Exercise brief. Can you copy out the data exactly? Leave the images out.

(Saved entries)

= = =

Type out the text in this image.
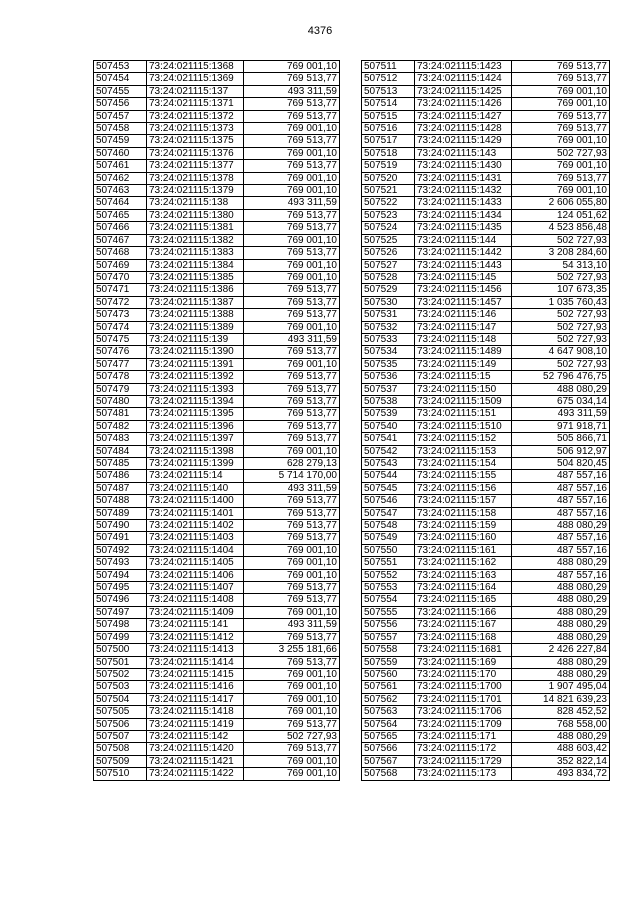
4376
507453	73:24:021115:1368	769 001,10
507454	73:24:021115:1369	769 513,77
507455	73:24:021115:137	493 311,59
507456	73:24:021115:1371	769 513,77
507457	73:24:021115:1372	769 513,77
507458	73:24:021115:1373	769 001,10
507459	73:24:021115:1375	769 513,77
507460	73:24:021115:1376	769 001,10
507461	73:24:021115:1377	769 513,77
507462	73:24:021115:1378	769 001,10
507463	73:24:021115:1379	769 001,10
507464	73:24:021115:138	493 311,59
507465	73:24:021115:1380	769 513,77
507466	73:24:021115:1381	769 513,77
507467	73:24:021115:1382	769 001,10
507468	73:24:021115:1383	769 513,77
507469	73:24:021115:1384	769 001,10
507470	73:24:021115:1385	769 001,10
507471	73:24:021115:1386	769 513,77
507472	73:24:021115:1387	769 513,77
507473	73:24:021115:1388	769 513,77
507474	73:24:021115:1389	769 001,10
507475	73:24:021115:139	493 311,59
507476	73:24:021115:1390	769 513,77
507477	73:24:021115:1391	769 001,10
507478	73:24:021115:1392	769 513,77
507479	73:24:021115:1393	769 513,77
507480	73:24:021115:1394	769 513,77
507481	73:24:021115:1395	769 513,77
507482	73:24:021115:1396	769 513,77
507483	73:24:021115:1397	769 513,77
507484	73:24:021115:1398	769 001,10
507485	73:24:021115:1399	628 279,13
507486	73:24:021115:14	5 714 170,00
507487	73:24:021115:140	493 311,59
507488	73:24:021115:1400	769 513,77
507489	73:24:021115:1401	769 513,77
507490	73:24:021115:1402	769 513,77
507491	73:24:021115:1403	769 513,77
507492	73:24:021115:1404	769 001,10
507493	73:24:021115:1405	769 001,10
507494	73:24:021115:1406	769 001,10
507495	73:24:021115:1407	769 513,77
507496	73:24:021115:1408	769 513,77
507497	73:24:021115:1409	769 001,10
507498	73:24:021115:141	493 311,59
507499	73:24:021115:1412	769 513,77
507500	73:24:021115:1413	3 255 181,66
507501	73:24:021115:1414	769 513,77
507502	73:24:021115:1415	769 001,10
507503	73:24:021115:1416	769 001,10
507504	73:24:021115:1417	769 001,10
507505	73:24:021115:1418	769 001,10
507506	73:24:021115:1419	769 513,77
507507	73:24:021115:142	502 727,93
507508	73:24:021115:1420	769 513,77
507509	73:24:021115:1421	769 001,10
507510	73:24:021115:1422	769 001,10
507511	73:24:021115:1423	769 513,77
507512	73:24:021115:1424	769 513,77
507513	73:24:021115:1425	769 001,10
507514	73:24:021115:1426	769 001,10
507515	73:24:021115:1427	769 513,77
507516	73:24:021115:1428	769 513,77
507517	73:24:021115:1429	769 001,10
507518	73:24:021115:143	502 727,93
507519	73:24:021115:1430	769 001,10
507520	73:24:021115:1431	769 513,77
507521	73:24:021115:1432	769 001,10
507522	73:24:021115:1433	2 606 055,80
507523	73:24:021115:1434	124 051,62
507524	73:24:021115:1435	4 523 856,48
507525	73:24:021115:144	502 727,93
507526	73:24:021115:1442	3 208 284,60
507527	73:24:021115:1443	54 313,10
507528	73:24:021115:145	502 727,93
507529	73:24:021115:1456	107 673,35
507530	73:24:021115:1457	1 035 760,43
507531	73:24:021115:146	502 727,93
507532	73:24:021115:147	502 727,93
507533	73:24:021115:148	502 727,93
507534	73:24:021115:1489	4 647 908,10
507535	73:24:021115:149	502 727,93
507536	73:24:021115:15	52 796 476,75
507537	73:24:021115:150	488 080,29
507538	73:24:021115:1509	675 034,14
507539	73:24:021115:151	493 311,59
507540	73:24:021115:1510	971 918,71
507541	73:24:021115:152	505 866,71
507542	73:24:021115:153	506 912,97
507543	73:24:021115:154	504 820,45
507544	73:24:021115:155	487 557,16
507545	73:24:021115:156	487 557,16
507546	73:24:021115:157	487 557,16
507547	73:24:021115:158	487 557,16
507548	73:24:021115:159	488 080,29
507549	73:24:021115:160	487 557,16
507550	73:24:021115:161	487 557,16
507551	73:24:021115:162	488 080,29
507552	73:24:021115:163	487 557,16
507553	73:24:021115:164	488 080,29
507554	73:24:021115:165	488 080,29
507555	73:24:021115:166	488 080,29
507556	73:24:021115:167	488 080,29
507557	73:24:021115:168	488 080,29
507558	73:24:021115:1681	2 426 227,84
507559	73:24:021115:169	488 080,29
507560	73:24:021115:170	488 080,29
507561	73:24:021115:1700	1 907 495,04
507562	73:24:021115:1701	14 821 639,23
507563	73:24:021115:1706	828 452,52
507564	73:24:021115:1709	768 558,00
507565	73:24:021115:171	488 080,29
507566	73:24:021115:172	488 603,42
507567	73:24:021115:1729	352 822,14
507568	73:24:021115:173	493 834,72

= = =

Written answer.
Type out the text in this image.
4376
507453	73:24:021115:1368	769 001,10
507454	73:24:021115:1369	769 513,77
507455	73:24:021115:137	493 311,59
507456	73:24:021115:1371	769 513,77
507457	73:24:021115:1372	769 513,77
507458	73:24:021115:1373	769 001,10
507459	73:24:021115:1375	769 513,77
507460	73:24:021115:1376	769 001,10
507461	73:24:021115:1377	769 513,77
507462	73:24:021115:1378	769 001,10
507463	73:24:021115:1379	769 001,10
507464	73:24:021115:138	493 311,59
507465	73:24:021115:1380	769 513,77
507466	73:24:021115:1381	769 513,77
507467	73:24:021115:1382	769 001,10
507468	73:24:021115:1383	769 513,77
507469	73:24:021115:1384	769 001,10
507470	73:24:021115:1385	769 001,10
507471	73:24:021115:1386	769 513,77
507472	73:24:021115:1387	769 513,77
507473	73:24:021115:1388	769 513,77
507474	73:24:021115:1389	769 001,10
507475	73:24:021115:139	493 311,59
507476	73:24:021115:1390	769 513,77
507477	73:24:021115:1391	769 001,10
507478	73:24:021115:1392	769 513,77
507479	73:24:021115:1393	769 513,77
507480	73:24:021115:1394	769 513,77
507481	73:24:021115:1395	769 513,77
507482	73:24:021115:1396	769 513,77
507483	73:24:021115:1397	769 513,77
507484	73:24:021115:1398	769 001,10
507485	73:24:021115:1399	628 279,13
507486	73:24:021115:14	5 714 170,00
507487	73:24:021115:140	493 311,59
507488	73:24:021115:1400	769 513,77
507489	73:24:021115:1401	769 513,77
507490	73:24:021115:1402	769 513,77
507491	73:24:021115:1403	769 513,77
507492	73:24:021115:1404	769 001,10
507493	73:24:021115:1405	769 001,10
507494	73:24:021115:1406	769 001,10
507495	73:24:021115:1407	769 513,77
507496	73:24:021115:1408	769 513,77
507497	73:24:021115:1409	769 001,10
507498	73:24:021115:141	493 311,59
507499	73:24:021115:1412	769 513,77
507500	73:24:021115:1413	3 255 181,66
507501	73:24:021115:1414	769 513,77
507502	73:24:021115:1415	769 001,10
507503	73:24:021115:1416	769 001,10
507504	73:24:021115:1417	769 001,10
507505	73:24:021115:1418	769 001,10
507506	73:24:021115:1419	769 513,77
507507	73:24:021115:142	502 727,93
507508	73:24:021115:1420	769 513,77
507509	73:24:021115:1421	769 001,10
507510	73:24:021115:1422	769 001,10
507511	73:24:021115:1423	769 513,77
507512	73:24:021115:1424	769 513,77
507513	73:24:021115:1425	769 001,10
507514	73:24:021115:1426	769 001,10
507515	73:24:021115:1427	769 513,77
507516	73:24:021115:1428	769 513,77
507517	73:24:021115:1429	769 001,10
507518	73:24:021115:143	502 727,93
507519	73:24:021115:1430	769 001,10
507520	73:24:021115:1431	769 513,77
507521	73:24:021115:1432	769 001,10
507522	73:24:021115:1433	2 606 055,80
507523	73:24:021115:1434	124 051,62
507524	73:24:021115:1435	4 523 856,48
507525	73:24:021115:144	502 727,93
507526	73:24:021115:1442	3 208 284,60
507527	73:24:021115:1443	54 313,10
507528	73:24:021115:145	502 727,93
507529	73:24:021115:1456	107 673,35
507530	73:24:021115:1457	1 035 760,43
507531	73:24:021115:146	502 727,93
507532	73:24:021115:147	502 727,93
507533	73:24:021115:148	502 727,93
507534	73:24:021115:1489	4 647 908,10
507535	73:24:021115:149	502 727,93
507536	73:24:021115:15	52 796 476,75
507537	73:24:021115:150	488 080,29
507538	73:24:021115:1509	675 034,14
507539	73:24:021115:151	493 311,59
507540	73:24:021115:1510	971 918,71
507541	73:24:021115:152	505 866,71
507542	73:24:021115:153	506 912,97
507543	73:24:021115:154	504 820,45
507544	73:24:021115:155	487 557,16
507545	73:24:021115:156	487 557,16
507546	73:24:021115:157	487 557,16
507547	73:24:021115:158	487 557,16
507548	73:24:021115:159	488 080,29
507549	73:24:021115:160	487 557,16
507550	73:24:021115:161	487 557,16
507551	73:24:021115:162	488 080,29
507552	73:24:021115:163	487 557,16
507553	73:24:021115:164	488 080,29
507554	73:24:021115:165	488 080,29
507555	73:24:021115:166	488 080,29
507556	73:24:021115:167	488 080,29
507557	73:24:021115:168	488 080,29
507558	73:24:021115:1681	2 426 227,84
507559	73:24:021115:169	488 080,29
507560	73:24:021115:170	488 080,29
507561	73:24:021115:1700	1 907 495,04
507562	73:24:021115:1701	14 821 639,23
507563	73:24:021115:1706	828 452,52
507564	73:24:021115:1709	768 558,00
507565	73:24:021115:171	488 080,29
507566	73:24:021115:172	488 603,42
507567	73:24:021115:1729	352 822,14
507568	73:24:021115:173	493 834,72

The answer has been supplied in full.